◆ LISTED ENTRIES:
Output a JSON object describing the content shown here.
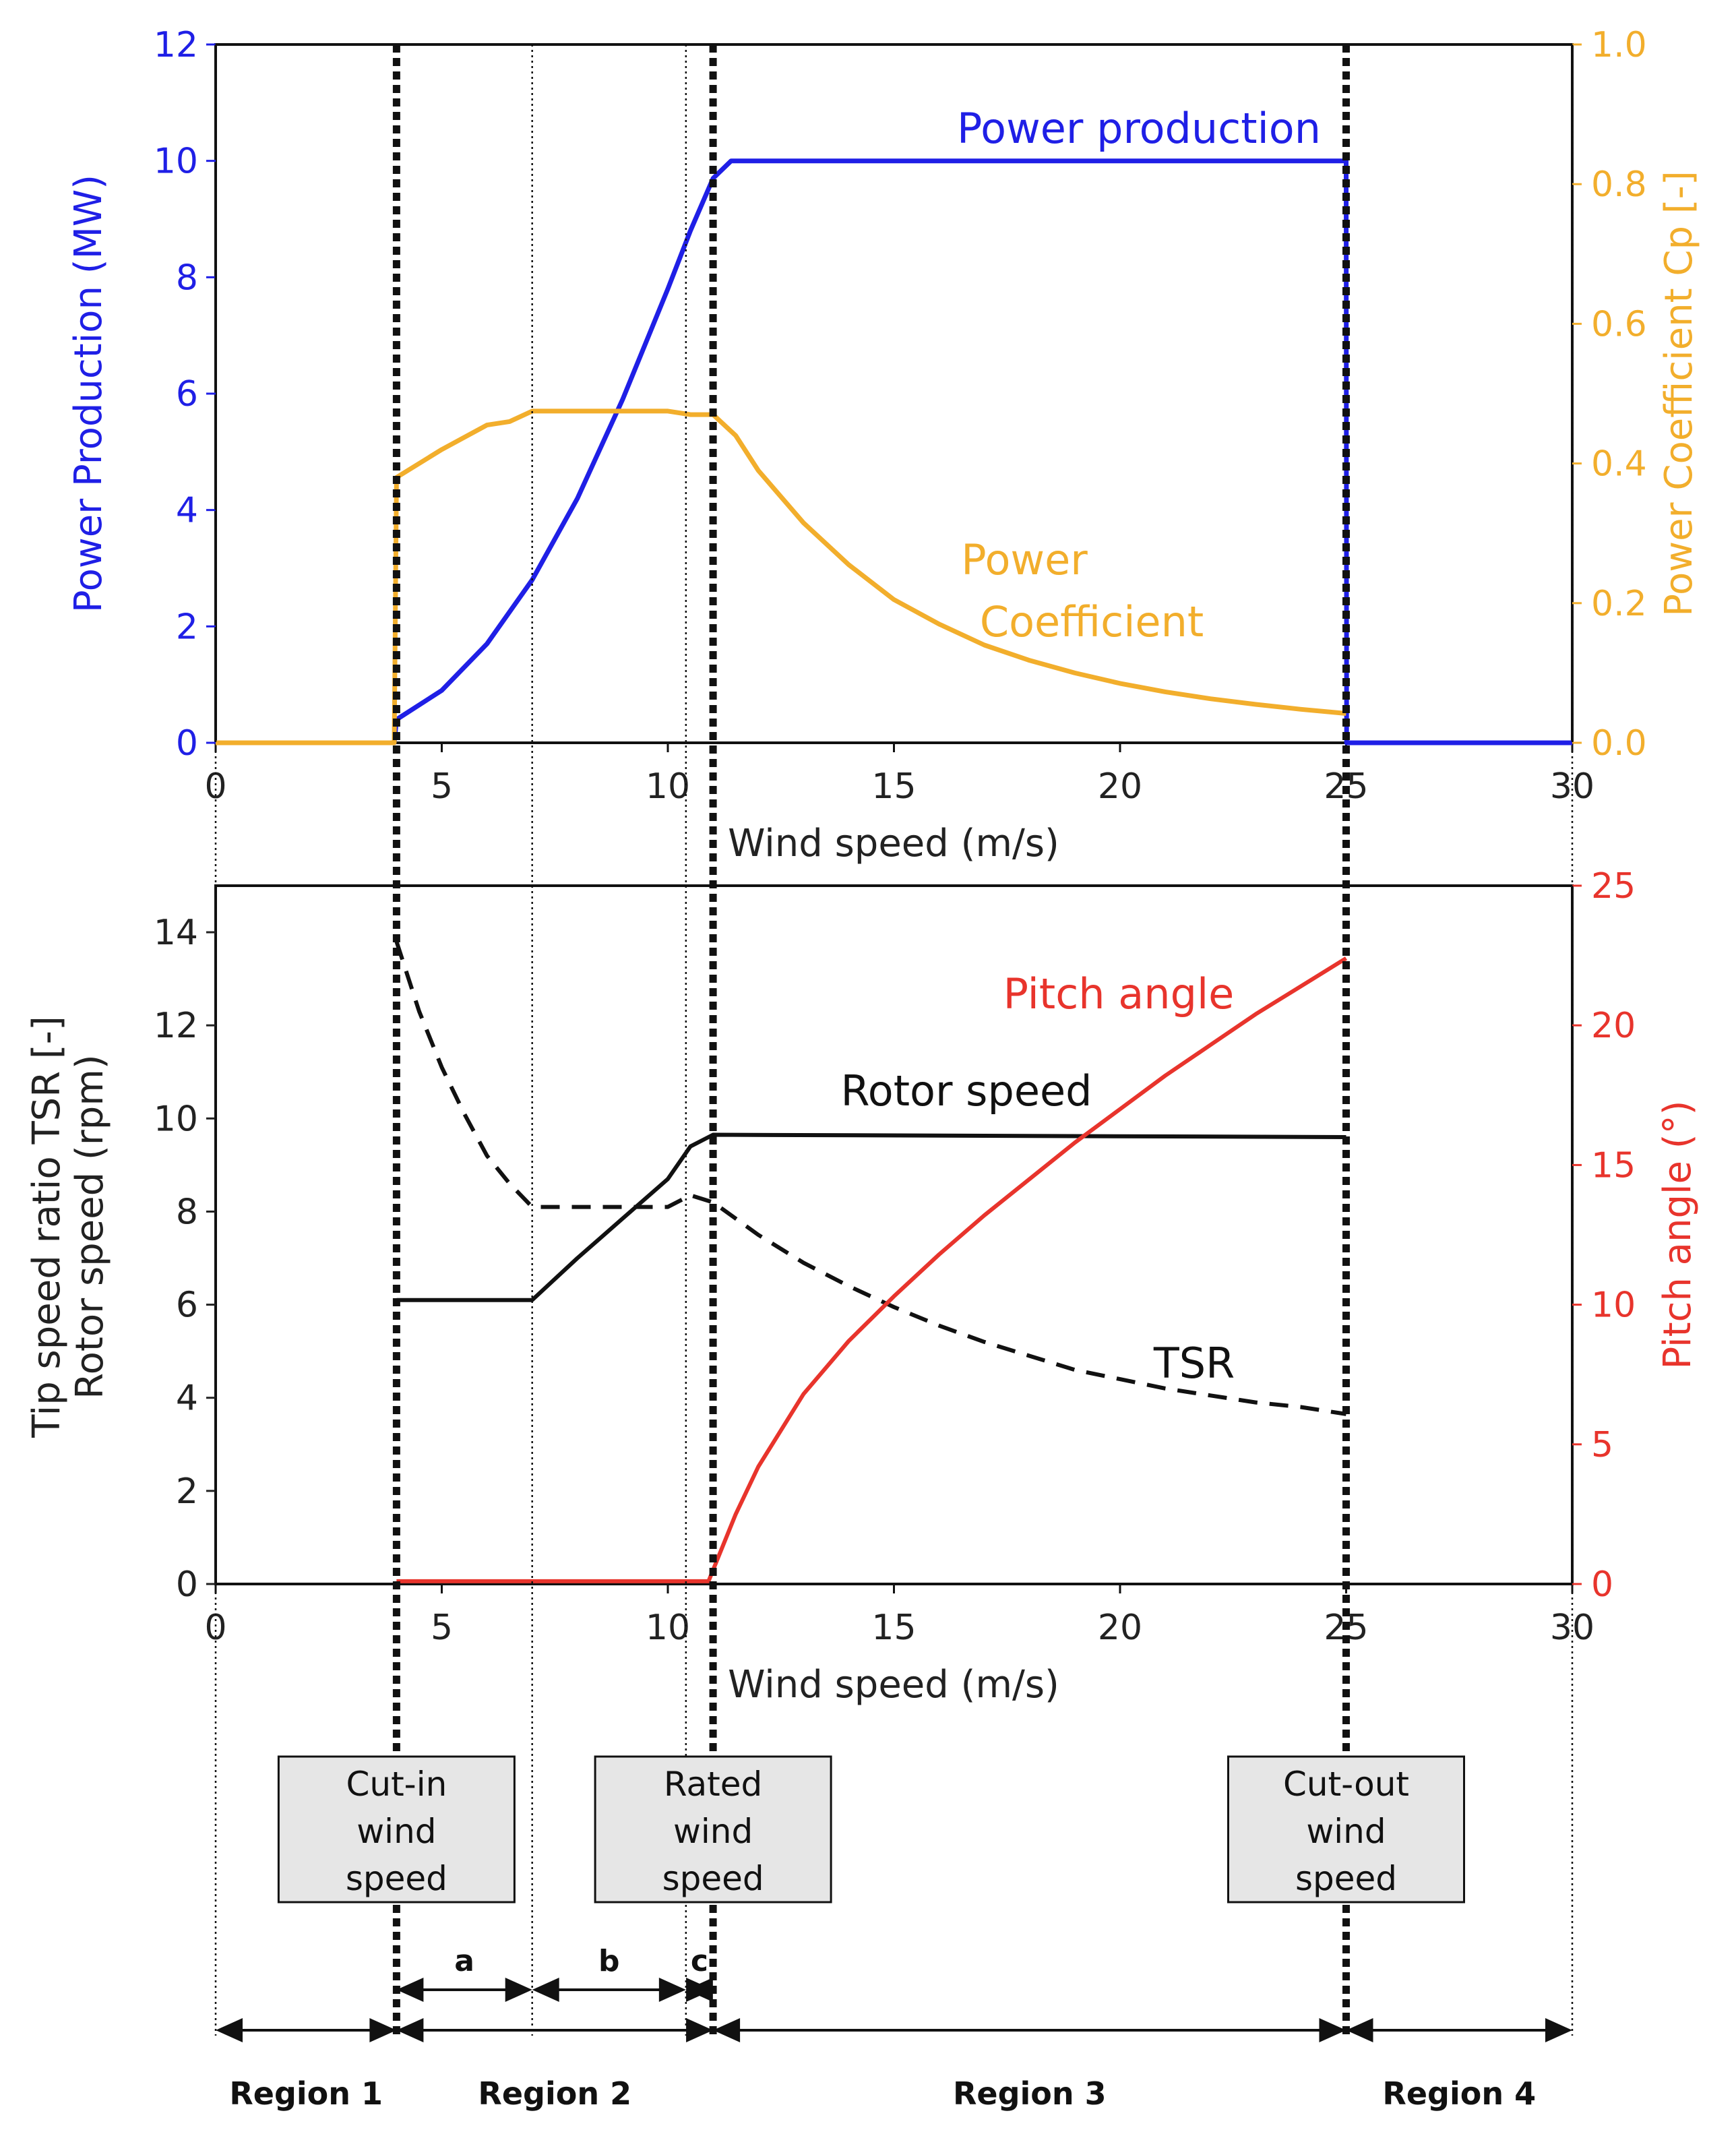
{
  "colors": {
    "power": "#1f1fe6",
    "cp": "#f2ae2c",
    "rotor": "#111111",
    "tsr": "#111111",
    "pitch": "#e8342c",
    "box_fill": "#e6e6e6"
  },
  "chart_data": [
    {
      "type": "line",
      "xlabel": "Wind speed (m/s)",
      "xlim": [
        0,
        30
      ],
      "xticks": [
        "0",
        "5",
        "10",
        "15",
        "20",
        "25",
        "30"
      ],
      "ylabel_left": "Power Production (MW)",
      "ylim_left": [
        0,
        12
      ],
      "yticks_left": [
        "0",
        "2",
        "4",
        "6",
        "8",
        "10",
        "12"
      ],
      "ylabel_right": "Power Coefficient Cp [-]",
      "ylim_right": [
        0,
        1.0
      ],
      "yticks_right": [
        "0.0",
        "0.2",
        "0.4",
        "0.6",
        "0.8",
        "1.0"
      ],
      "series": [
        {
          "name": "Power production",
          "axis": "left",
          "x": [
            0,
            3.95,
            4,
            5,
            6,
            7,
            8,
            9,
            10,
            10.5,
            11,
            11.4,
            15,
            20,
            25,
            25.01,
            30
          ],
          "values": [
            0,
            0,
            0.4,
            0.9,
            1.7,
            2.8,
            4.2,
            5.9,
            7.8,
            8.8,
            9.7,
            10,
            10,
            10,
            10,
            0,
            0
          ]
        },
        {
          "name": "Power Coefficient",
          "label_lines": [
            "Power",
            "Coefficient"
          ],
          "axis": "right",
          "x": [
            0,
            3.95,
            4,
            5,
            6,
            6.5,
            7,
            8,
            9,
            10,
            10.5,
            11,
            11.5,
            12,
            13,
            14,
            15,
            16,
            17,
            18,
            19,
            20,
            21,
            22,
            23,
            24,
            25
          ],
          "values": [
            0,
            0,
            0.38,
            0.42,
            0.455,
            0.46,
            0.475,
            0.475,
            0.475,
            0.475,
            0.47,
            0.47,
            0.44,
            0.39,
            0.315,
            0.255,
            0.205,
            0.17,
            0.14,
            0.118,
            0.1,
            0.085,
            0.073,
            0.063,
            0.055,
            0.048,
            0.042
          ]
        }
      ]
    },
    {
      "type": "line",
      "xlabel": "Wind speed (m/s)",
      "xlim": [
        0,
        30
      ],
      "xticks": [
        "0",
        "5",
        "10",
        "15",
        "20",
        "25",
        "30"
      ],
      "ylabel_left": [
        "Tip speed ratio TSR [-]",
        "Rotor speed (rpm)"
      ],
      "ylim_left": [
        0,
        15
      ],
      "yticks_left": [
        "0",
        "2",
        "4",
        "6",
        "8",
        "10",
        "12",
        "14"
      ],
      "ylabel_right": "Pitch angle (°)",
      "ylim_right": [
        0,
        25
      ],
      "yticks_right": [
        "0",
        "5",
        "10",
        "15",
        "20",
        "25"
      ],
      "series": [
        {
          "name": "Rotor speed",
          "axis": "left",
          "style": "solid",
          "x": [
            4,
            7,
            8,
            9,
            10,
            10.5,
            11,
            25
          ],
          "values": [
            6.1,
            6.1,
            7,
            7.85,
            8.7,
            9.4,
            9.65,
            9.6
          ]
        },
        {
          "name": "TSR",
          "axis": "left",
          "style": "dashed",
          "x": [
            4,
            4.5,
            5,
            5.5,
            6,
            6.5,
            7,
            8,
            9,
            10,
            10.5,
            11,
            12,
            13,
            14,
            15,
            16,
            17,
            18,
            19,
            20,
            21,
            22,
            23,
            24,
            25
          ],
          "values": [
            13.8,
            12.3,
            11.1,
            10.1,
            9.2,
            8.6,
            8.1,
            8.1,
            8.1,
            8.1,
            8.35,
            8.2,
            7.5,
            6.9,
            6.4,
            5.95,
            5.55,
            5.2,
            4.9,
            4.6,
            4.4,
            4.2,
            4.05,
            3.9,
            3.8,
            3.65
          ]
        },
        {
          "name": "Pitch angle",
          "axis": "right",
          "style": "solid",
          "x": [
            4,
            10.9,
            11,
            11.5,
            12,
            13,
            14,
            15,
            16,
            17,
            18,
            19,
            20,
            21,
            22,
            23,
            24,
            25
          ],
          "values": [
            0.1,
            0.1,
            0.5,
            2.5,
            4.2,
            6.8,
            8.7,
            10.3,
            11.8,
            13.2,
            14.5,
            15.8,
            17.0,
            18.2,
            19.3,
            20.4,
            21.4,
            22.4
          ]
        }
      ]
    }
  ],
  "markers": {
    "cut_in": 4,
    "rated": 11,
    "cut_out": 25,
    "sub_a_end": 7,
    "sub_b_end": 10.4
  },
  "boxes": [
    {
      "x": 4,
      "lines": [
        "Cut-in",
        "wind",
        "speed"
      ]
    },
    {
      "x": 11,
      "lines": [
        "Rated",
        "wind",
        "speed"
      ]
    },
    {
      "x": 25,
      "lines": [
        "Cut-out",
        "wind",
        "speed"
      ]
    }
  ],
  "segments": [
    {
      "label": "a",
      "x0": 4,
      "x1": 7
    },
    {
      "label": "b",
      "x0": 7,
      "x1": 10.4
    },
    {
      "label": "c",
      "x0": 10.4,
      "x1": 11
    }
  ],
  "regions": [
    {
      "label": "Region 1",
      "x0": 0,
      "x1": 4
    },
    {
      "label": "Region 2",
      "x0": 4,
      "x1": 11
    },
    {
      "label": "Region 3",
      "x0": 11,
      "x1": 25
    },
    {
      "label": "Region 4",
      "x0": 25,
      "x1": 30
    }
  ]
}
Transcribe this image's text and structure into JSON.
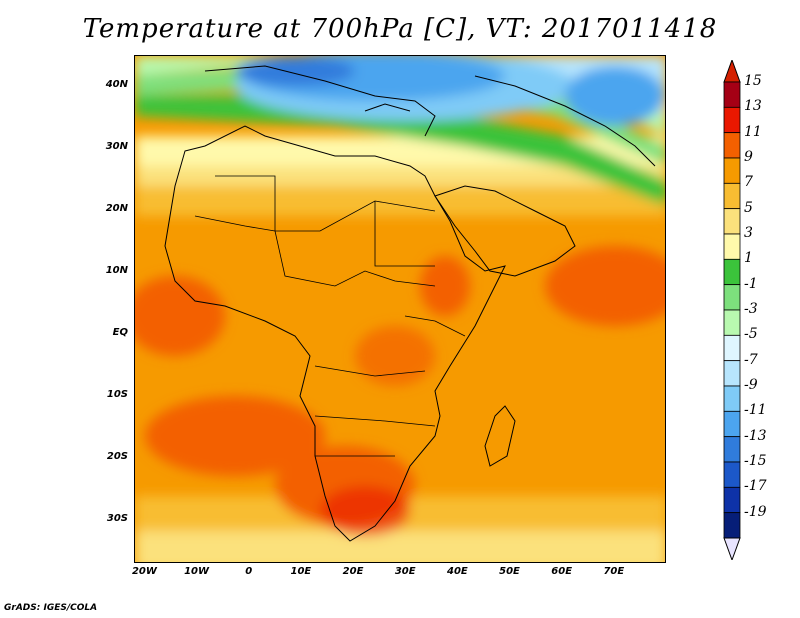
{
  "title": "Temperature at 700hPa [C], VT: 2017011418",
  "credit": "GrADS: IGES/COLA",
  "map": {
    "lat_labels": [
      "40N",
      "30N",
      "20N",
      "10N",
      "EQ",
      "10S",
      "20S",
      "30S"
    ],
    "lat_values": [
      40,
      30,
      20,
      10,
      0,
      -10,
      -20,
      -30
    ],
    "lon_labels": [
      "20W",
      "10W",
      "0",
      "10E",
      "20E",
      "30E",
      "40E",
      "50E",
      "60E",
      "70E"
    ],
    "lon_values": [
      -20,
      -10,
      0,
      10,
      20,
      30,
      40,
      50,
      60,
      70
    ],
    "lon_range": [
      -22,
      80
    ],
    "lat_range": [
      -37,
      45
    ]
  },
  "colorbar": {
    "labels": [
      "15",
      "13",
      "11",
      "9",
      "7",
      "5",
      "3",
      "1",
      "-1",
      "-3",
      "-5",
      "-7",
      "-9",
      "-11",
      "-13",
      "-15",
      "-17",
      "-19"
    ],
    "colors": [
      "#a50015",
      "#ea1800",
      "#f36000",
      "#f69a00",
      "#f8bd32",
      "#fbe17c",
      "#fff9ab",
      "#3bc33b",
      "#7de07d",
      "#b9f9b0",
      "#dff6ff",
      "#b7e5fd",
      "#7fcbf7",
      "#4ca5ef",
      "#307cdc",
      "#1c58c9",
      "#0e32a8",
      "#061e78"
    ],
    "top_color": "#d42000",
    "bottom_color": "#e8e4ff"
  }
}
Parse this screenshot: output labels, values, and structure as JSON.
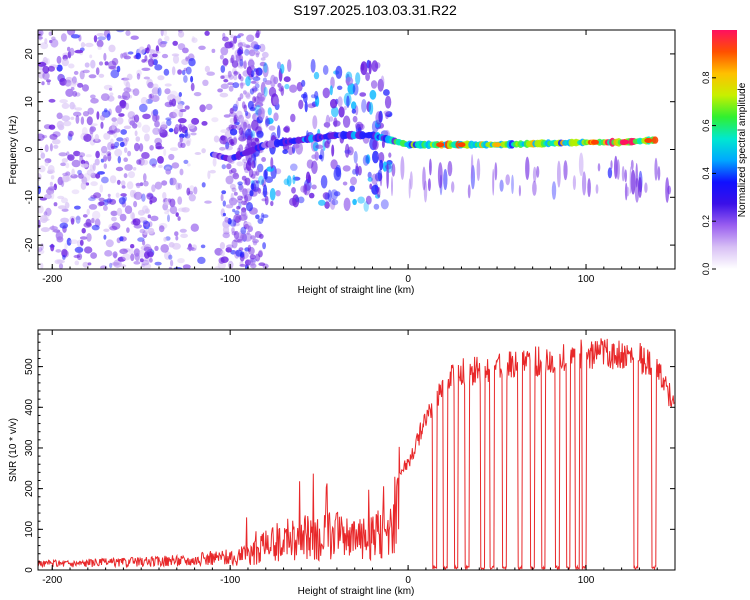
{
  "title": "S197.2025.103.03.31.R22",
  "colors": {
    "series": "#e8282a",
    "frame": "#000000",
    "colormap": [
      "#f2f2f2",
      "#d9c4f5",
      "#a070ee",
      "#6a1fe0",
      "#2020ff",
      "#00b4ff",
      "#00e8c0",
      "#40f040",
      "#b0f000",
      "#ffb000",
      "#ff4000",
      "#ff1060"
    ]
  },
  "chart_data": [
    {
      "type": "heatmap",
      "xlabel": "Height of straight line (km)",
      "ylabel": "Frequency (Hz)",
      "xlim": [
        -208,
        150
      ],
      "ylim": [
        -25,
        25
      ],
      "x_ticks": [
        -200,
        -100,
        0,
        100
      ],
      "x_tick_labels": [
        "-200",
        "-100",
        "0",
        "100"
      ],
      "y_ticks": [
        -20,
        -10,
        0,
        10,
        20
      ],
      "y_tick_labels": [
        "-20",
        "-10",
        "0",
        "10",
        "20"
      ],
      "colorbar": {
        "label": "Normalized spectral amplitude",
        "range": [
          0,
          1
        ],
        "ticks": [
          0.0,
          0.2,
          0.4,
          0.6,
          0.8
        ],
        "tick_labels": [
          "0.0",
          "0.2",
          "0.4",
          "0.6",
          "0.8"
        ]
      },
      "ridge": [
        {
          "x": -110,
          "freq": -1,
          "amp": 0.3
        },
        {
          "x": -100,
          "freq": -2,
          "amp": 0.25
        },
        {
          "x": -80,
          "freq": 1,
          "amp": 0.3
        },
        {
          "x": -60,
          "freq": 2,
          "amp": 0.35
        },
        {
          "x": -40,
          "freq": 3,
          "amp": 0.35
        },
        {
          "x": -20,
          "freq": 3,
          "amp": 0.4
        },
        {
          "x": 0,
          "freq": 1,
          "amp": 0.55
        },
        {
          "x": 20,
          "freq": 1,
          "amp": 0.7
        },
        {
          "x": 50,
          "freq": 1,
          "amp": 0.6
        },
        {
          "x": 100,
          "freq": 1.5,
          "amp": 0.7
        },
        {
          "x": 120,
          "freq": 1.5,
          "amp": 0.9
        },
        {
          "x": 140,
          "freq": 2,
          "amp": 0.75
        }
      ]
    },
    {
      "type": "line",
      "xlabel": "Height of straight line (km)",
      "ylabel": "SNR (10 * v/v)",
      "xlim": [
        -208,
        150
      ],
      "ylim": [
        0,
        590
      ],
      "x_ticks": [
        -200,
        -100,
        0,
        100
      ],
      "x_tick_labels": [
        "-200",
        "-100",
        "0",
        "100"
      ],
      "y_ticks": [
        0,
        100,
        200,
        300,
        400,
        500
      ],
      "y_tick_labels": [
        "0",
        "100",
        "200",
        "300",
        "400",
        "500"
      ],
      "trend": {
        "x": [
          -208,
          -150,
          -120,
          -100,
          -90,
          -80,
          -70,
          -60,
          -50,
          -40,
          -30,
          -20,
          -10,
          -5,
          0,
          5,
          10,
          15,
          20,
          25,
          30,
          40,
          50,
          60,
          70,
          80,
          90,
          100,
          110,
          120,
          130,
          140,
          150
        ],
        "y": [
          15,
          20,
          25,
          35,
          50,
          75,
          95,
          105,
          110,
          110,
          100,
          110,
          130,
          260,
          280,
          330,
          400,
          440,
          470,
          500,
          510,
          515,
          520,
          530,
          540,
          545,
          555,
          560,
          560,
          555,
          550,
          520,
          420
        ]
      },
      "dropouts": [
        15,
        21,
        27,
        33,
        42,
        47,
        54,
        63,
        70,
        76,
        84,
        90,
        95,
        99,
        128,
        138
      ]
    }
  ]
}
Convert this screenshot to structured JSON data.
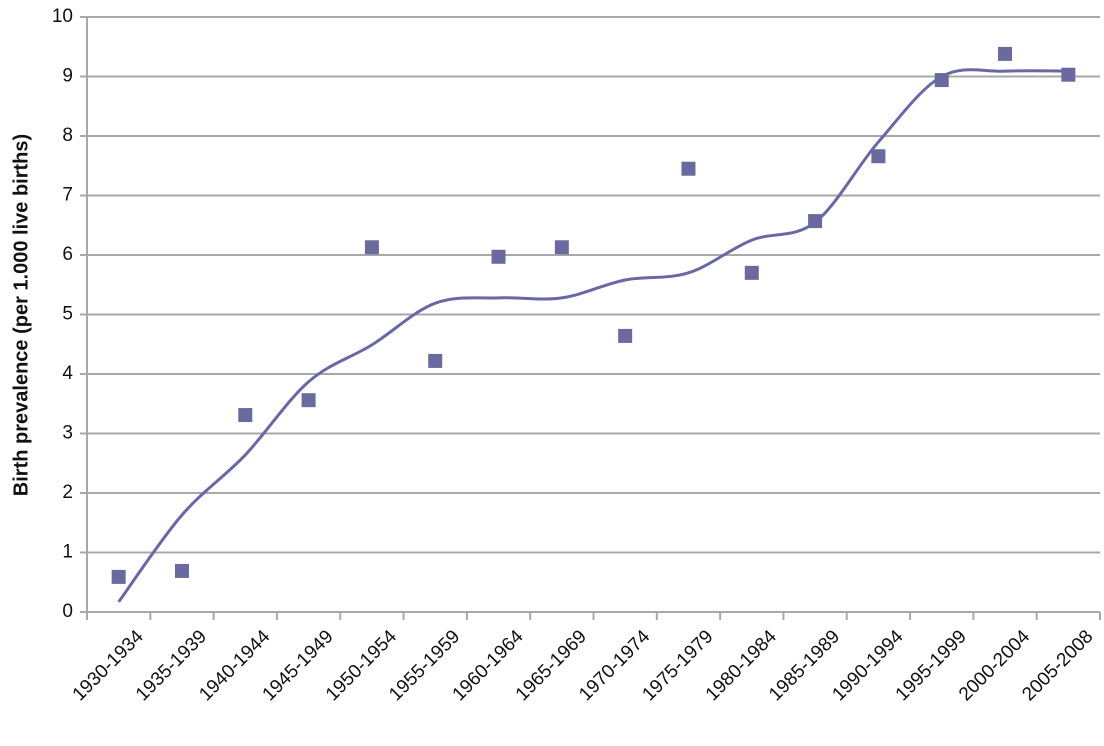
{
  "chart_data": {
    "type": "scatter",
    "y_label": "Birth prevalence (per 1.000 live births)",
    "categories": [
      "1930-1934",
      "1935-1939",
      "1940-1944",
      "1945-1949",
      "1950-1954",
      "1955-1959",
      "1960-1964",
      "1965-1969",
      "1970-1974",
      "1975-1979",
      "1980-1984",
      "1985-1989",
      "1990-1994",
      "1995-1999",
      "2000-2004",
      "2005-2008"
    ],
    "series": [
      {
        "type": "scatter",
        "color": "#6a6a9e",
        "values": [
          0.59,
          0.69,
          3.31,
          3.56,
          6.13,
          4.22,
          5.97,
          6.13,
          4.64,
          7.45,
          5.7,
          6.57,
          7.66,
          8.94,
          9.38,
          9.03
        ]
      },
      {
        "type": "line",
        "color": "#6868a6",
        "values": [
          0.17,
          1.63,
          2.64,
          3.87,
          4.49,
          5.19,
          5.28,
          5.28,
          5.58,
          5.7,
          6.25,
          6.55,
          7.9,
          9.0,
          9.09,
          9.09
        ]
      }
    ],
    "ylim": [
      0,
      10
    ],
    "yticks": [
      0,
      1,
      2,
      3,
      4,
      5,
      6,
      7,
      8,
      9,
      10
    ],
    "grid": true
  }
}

◆ WHAT TO PRODUCE: From the material above, copy each line that includes the word "angle".

◆ FINISHED ANSWER:
      "ylabel_right": "Pitch angle (°)",
          "name": "Pitch angle",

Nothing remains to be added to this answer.